Tandis que pour certains, Suite canadienne, une démonstration est une proposition pointue, pour d’autres, c’est un nouveau monde qui s’anime ou encore, une occasion de revisiter leurs souvenirs… Ce type d’expériences, ce partage du sensible, me touchent et me poussent à vouloir faire en sorte que la rencontre, sous diverses formes, soit au cœur de ma programmation. À l’heure où le commissariat des arts de la scène s’affirme de plus en plus dans les grands centres, nos réalités régionales nous invitent à stimuler l’intérêt de nos publics pour la danse, ce qui conduit certains d’entre nous à orienter leurs choix vers des projets qui favorisent précisément la rencontre et vers une diversité de propositions qui interpellent le plus de monde possible. Par exemple, en l’espace de trois mois, le Pôle lanaudois de la danse aura accueilli Ballet Ouest de Montréal, Audrée Juteau, BIGICO, Sébastien Provencher, Marie Béland, Adam Kinner, Anne Plamondon, Bettina Szabo, Lucy May et Julie Pilon. Un éventail de projets qui a attiré plus de 3 000 personnes!
L’exemple du Pôle lanaudois, développé par le Théâtre Hector-Charland et qui regroupe les villes et certains diffuseurs de l’Assomption, Repentigny, Joliette et Terrebonne, est cependant une exception. La diffusion de la danse en région reste tout un défi. L’étendue du territoire et le manque de ressources humaines et financières en sont les principales causes. Il nous est par exemple souvent difficile d’assurer nos déplacements pour assister en personne à un spectacle avant de le programmer, ce qui complique notre tâche. Et la grande majorité des diffuseurs pluridisciplinaires n’ont pas les moyens d’engager une personne entièrement dédiée au développement de la danse, ce mandat étant confié à quelqu’un dont la charge de travail est déjà énorme. Difficile, dans ce contexte, de nourrir le lien entre le diffuseur et l’artiste, son producteur ou son agent et de créer les conditions optimales entre la danse et ses publics.
Depuis quelques années et notamment grâce au précieux travail de La danse sur les routes du Québec, les artistes manifestent davantage d’intérêt envers notre travail et sont plus conscients des enjeux de diffusion en région. Du côté des diffuseurs pluridisciplinaires, les nombreux efforts consentis depuis des années portent fruit et les conseils des arts se font plus sensibles à la cause du rayonnement de la danse en région. Espérons que d’avantage de moyens y soient donnés le plus rapidement de possible pour assurer une plus grande circulation des œuvres chorégraphiques sur l’ensemble du territoire et un meilleur accès aux arts de la scène de l’ensemble de la population québécoise.
Annie-Claude Coutu Geoffroy a dansé. Elle s’ingénie maintenant à créer des ponts entre le public, les artistes et différents organismes dans sa région. Actuellement responsable du volet danse au Théâtre Hector-Charland, elle est également membre du conseil d’administration du Regroupement québécois de la danse depuis l’automne 2017 et a siégé, de février 2018 à janvier 2019, au comité de réflexion sur la diffusion des arts de la scène au Conseil des arts et des lettres du Québec.
[1] L’œuvre est interprétée par Hanako Hoshimi-Caines, Louise-Michel Jackson, Kelly Keenan, Adam Kinner, Justin de Luna et Mulu Tesfu.

**ENREGISTREMENTS AFFICHÉS**
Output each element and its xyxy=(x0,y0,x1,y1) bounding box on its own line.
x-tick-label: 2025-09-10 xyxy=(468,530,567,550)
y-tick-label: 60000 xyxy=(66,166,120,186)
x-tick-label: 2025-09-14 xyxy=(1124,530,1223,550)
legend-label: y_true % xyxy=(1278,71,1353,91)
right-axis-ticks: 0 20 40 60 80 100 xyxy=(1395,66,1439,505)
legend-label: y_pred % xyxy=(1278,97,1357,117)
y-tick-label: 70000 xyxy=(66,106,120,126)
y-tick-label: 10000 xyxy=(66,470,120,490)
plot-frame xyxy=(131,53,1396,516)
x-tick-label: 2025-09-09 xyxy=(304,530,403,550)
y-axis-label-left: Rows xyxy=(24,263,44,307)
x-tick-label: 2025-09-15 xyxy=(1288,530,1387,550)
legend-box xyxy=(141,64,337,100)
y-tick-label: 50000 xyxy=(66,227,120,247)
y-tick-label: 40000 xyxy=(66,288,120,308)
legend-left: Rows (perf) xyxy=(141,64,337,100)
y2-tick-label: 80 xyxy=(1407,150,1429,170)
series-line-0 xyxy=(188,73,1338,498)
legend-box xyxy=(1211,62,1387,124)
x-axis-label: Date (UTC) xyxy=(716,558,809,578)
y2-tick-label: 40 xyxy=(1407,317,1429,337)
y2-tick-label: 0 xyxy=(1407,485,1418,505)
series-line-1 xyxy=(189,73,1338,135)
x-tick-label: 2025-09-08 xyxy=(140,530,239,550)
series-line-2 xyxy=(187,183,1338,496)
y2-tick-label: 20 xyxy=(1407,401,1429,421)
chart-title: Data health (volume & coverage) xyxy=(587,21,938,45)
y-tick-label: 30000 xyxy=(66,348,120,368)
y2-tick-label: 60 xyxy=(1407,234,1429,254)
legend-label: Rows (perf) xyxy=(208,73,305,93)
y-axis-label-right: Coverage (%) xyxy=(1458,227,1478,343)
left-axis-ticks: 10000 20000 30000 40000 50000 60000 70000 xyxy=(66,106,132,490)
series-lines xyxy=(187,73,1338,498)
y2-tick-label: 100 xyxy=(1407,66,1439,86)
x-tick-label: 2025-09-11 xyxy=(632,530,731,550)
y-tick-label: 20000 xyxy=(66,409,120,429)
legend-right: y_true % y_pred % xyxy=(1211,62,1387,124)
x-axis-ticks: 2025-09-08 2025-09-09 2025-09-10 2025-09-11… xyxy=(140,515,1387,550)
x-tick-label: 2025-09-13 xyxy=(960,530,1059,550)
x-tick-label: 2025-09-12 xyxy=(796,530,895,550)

**ÉNONCÉ 1**
Recopiez le passage du texte sur la diffusion de la danse en région allant de « Annie-Claude Coutu Geoffroy » jusqu'à « lettres du Québec. ».
**ÉNONCÉ 2**
D'après le texte sur la diffusion de la danse en région, combien de personnes l'éventail de projets accueillis par le Pôle lanaudois de la danse a-t-il attirées ?
Ces enregistrements proviennent d'une autre source.

**VOTRE RÉPONSE 1**
Annie-Claude Coutu Geoffroy a dansé. Elle s’ingénie maintenant à créer des ponts entre le public, les artistes et différents organismes dans sa région. Actuellement responsable du volet danse au Théâtre Hector-Charland, elle est également membre du conseil d’administration du Regroupement québécois de la danse depuis l’automne 2017 et a siégé, de février 2018 à janvier 2019, au comité de réflexion sur la diffusion des arts de la scène au Conseil des arts et des lettres du Québec.

**VOTRE RÉPONSE 2**
Plus de 3 000 personnes.